Materials provided —
--- BEGIN ---

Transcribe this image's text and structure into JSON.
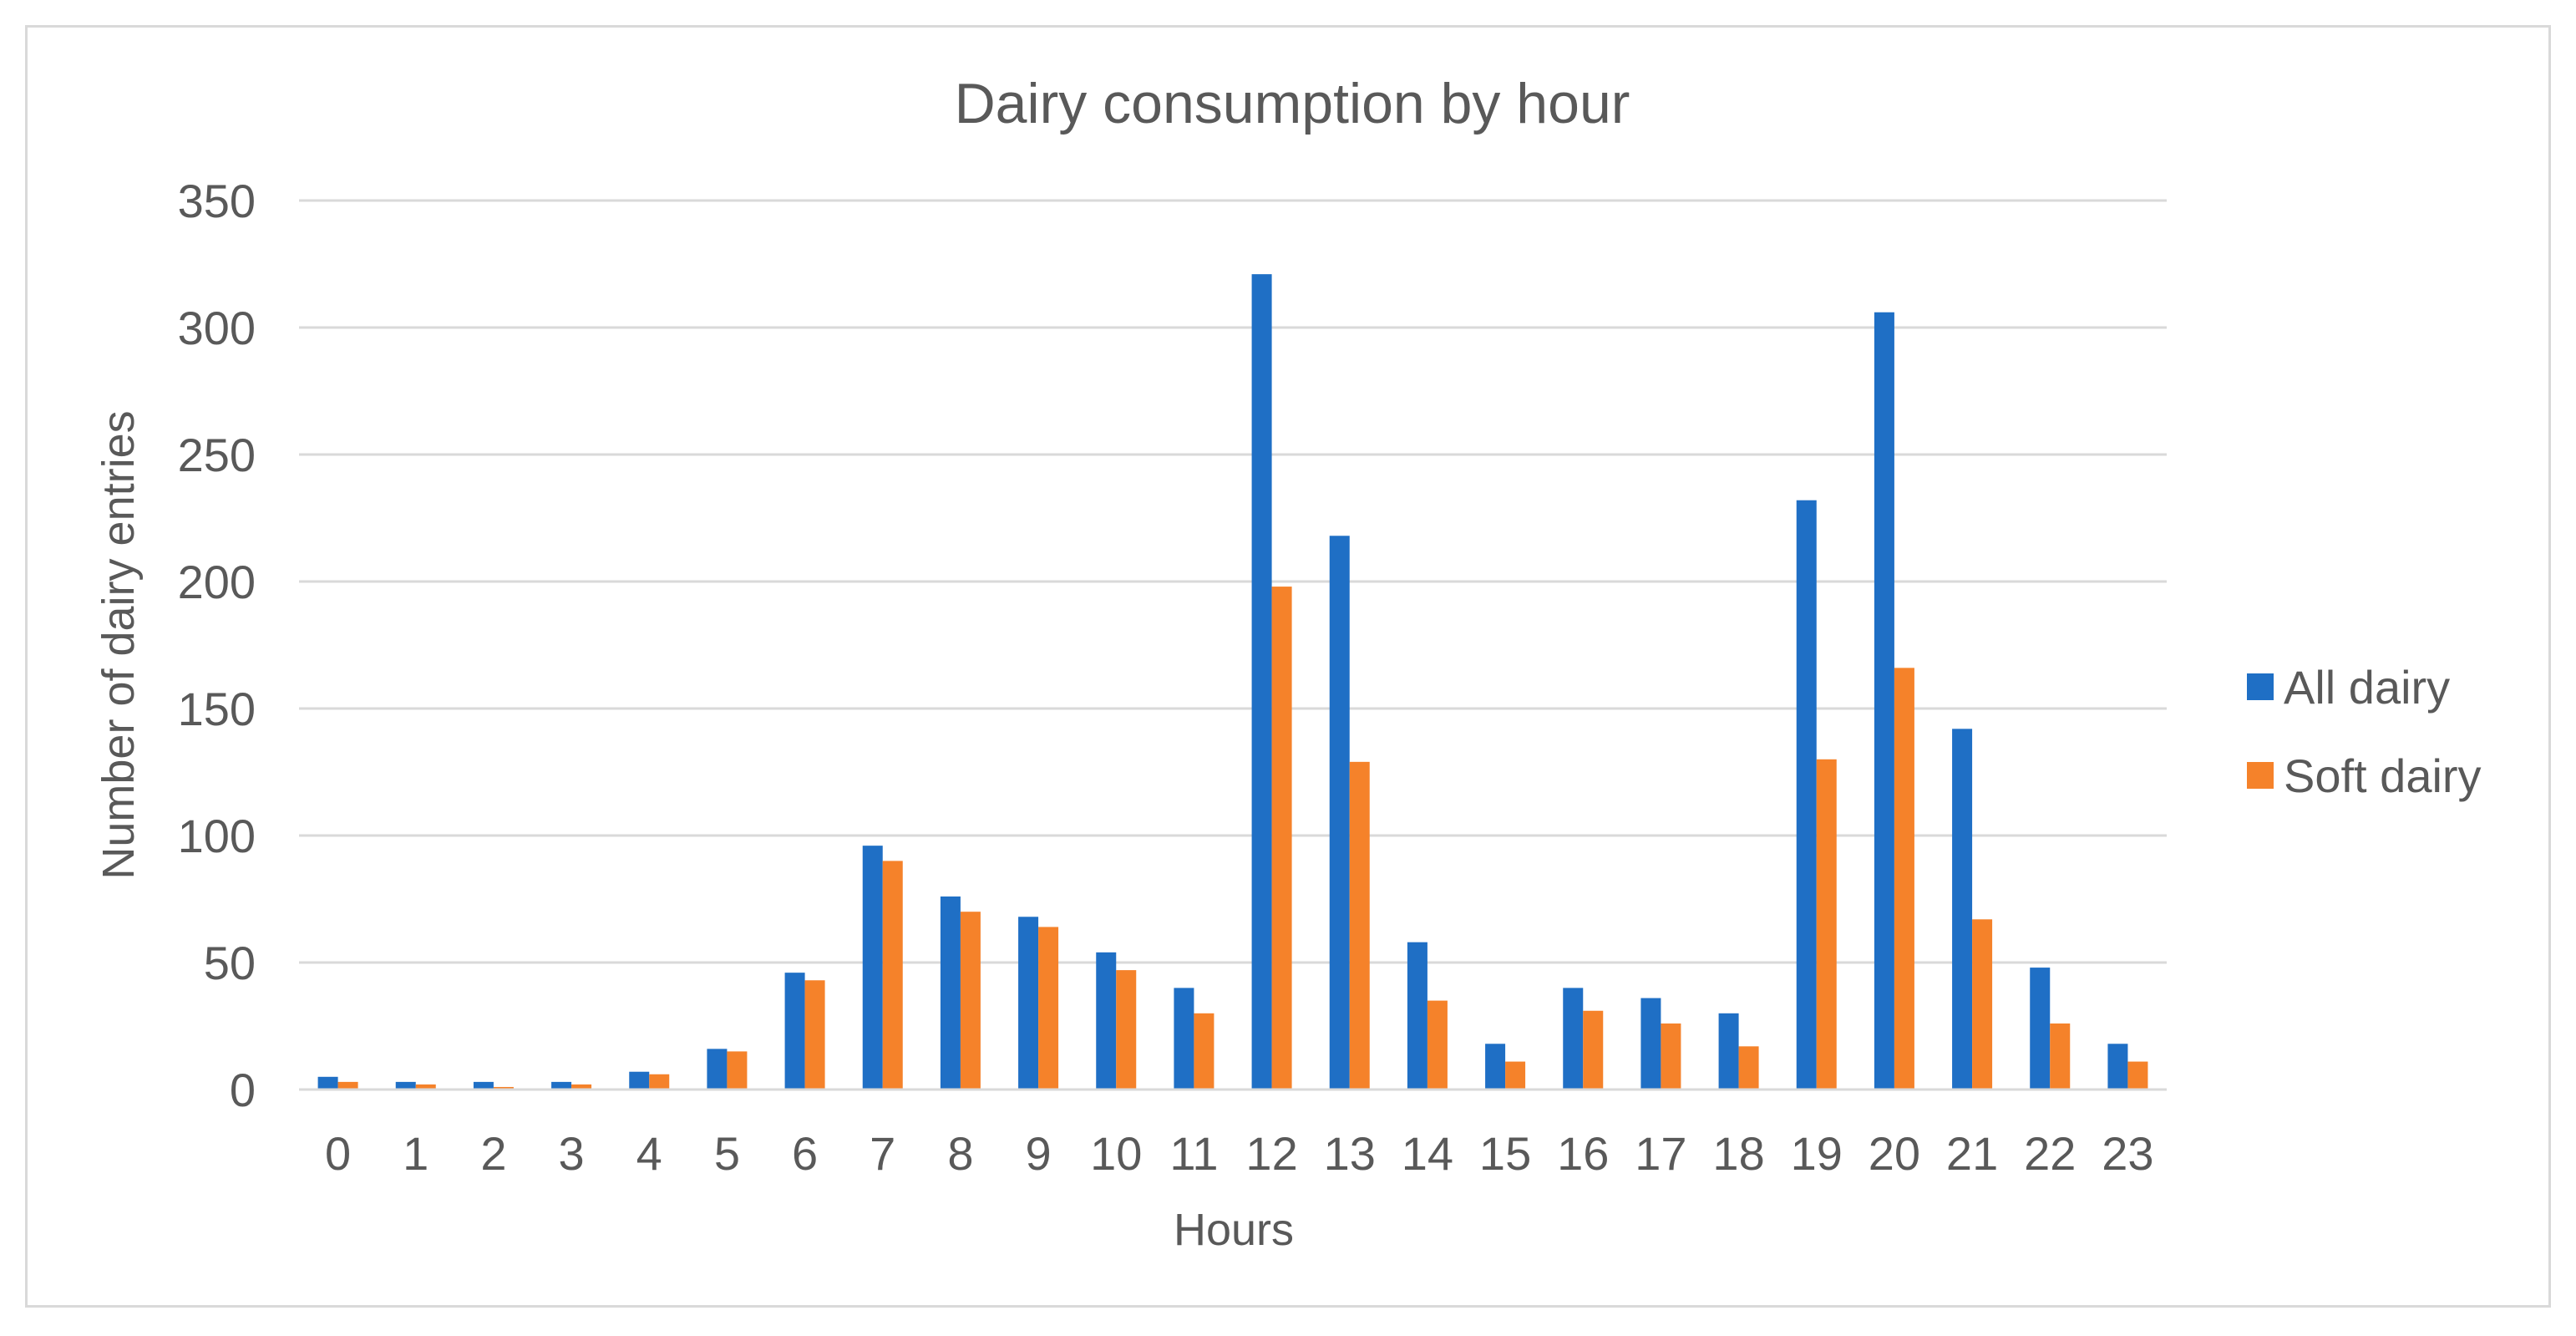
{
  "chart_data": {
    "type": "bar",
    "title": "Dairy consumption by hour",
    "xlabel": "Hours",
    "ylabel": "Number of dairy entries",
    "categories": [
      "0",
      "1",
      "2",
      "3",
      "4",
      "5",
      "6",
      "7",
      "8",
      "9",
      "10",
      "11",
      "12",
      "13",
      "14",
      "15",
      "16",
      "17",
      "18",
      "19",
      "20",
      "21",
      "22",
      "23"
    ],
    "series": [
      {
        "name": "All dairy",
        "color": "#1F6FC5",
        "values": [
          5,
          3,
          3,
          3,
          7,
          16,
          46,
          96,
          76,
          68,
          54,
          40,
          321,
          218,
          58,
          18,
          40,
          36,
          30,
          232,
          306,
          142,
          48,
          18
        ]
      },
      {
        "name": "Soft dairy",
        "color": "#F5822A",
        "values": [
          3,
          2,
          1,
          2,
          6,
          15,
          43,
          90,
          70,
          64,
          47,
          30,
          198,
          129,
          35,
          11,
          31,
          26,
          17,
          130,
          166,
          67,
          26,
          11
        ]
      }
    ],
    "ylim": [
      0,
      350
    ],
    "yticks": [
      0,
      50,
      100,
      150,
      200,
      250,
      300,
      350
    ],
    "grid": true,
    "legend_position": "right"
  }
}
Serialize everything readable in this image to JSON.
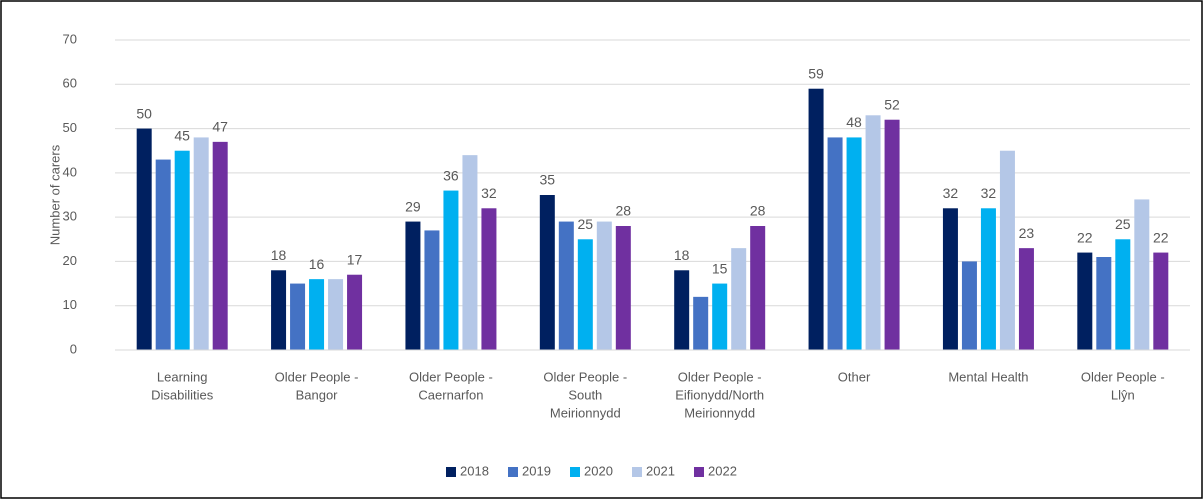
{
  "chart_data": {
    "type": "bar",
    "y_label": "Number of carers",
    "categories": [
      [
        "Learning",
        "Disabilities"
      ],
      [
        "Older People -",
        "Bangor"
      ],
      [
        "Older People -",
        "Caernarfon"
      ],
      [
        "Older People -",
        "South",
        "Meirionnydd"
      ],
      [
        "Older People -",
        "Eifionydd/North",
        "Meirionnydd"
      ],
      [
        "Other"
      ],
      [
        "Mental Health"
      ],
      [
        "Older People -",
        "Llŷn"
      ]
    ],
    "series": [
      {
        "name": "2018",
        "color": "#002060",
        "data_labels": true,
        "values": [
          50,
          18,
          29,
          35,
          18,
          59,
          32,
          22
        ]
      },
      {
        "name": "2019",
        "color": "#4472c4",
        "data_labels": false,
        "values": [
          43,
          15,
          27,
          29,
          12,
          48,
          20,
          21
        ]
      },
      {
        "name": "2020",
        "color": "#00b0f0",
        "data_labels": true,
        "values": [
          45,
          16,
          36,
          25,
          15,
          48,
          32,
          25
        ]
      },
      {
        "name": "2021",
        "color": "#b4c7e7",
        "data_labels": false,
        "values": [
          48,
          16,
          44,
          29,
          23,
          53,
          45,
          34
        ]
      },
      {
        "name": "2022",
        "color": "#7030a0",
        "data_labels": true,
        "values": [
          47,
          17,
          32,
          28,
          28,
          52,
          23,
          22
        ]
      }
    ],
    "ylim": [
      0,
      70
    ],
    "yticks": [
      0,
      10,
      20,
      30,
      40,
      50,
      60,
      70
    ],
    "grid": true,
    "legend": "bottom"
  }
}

--- END ---

What to do —
Transcribe the material exactly, keeping every word and none of the pictures.

Answer to the task —
Transcribe this image's text and structure into JSON.
{
  "chart_data": {
    "type": "bar",
    "title": "Dairy consumption by hour",
    "xlabel": "Hours",
    "ylabel": "Number of dairy entries",
    "categories": [
      "0",
      "1",
      "2",
      "3",
      "4",
      "5",
      "6",
      "7",
      "8",
      "9",
      "10",
      "11",
      "12",
      "13",
      "14",
      "15",
      "16",
      "17",
      "18",
      "19",
      "20",
      "21",
      "22",
      "23"
    ],
    "series": [
      {
        "name": "All dairy",
        "color": "#1F6FC5",
        "values": [
          5,
          3,
          3,
          3,
          7,
          16,
          46,
          96,
          76,
          68,
          54,
          40,
          321,
          218,
          58,
          18,
          40,
          36,
          30,
          232,
          306,
          142,
          48,
          18
        ]
      },
      {
        "name": "Soft dairy",
        "color": "#F5822A",
        "values": [
          3,
          2,
          1,
          2,
          6,
          15,
          43,
          90,
          70,
          64,
          47,
          30,
          198,
          129,
          35,
          11,
          31,
          26,
          17,
          130,
          166,
          67,
          26,
          11
        ]
      }
    ],
    "ylim": [
      0,
      350
    ],
    "yticks": [
      0,
      50,
      100,
      150,
      200,
      250,
      300,
      350
    ],
    "grid": true,
    "legend_position": "right"
  }
}
Serialize everything readable in this image to JSON.
{
  "chart_data": {
    "type": "bar",
    "y_label": "Number of carers",
    "categories": [
      [
        "Learning",
        "Disabilities"
      ],
      [
        "Older People -",
        "Bangor"
      ],
      [
        "Older People -",
        "Caernarfon"
      ],
      [
        "Older People -",
        "South",
        "Meirionnydd"
      ],
      [
        "Older People -",
        "Eifionydd/North",
        "Meirionnydd"
      ],
      [
        "Other"
      ],
      [
        "Mental Health"
      ],
      [
        "Older People -",
        "Llŷn"
      ]
    ],
    "series": [
      {
        "name": "2018",
        "color": "#002060",
        "data_labels": true,
        "values": [
          50,
          18,
          29,
          35,
          18,
          59,
          32,
          22
        ]
      },
      {
        "name": "2019",
        "color": "#4472c4",
        "data_labels": false,
        "values": [
          43,
          15,
          27,
          29,
          12,
          48,
          20,
          21
        ]
      },
      {
        "name": "2020",
        "color": "#00b0f0",
        "data_labels": true,
        "values": [
          45,
          16,
          36,
          25,
          15,
          48,
          32,
          25
        ]
      },
      {
        "name": "2021",
        "color": "#b4c7e7",
        "data_labels": false,
        "values": [
          48,
          16,
          44,
          29,
          23,
          53,
          45,
          34
        ]
      },
      {
        "name": "2022",
        "color": "#7030a0",
        "data_labels": true,
        "values": [
          47,
          17,
          32,
          28,
          28,
          52,
          23,
          22
        ]
      }
    ],
    "ylim": [
      0,
      70
    ],
    "yticks": [
      0,
      10,
      20,
      30,
      40,
      50,
      60,
      70
    ],
    "grid": true,
    "legend": "bottom"
  }
}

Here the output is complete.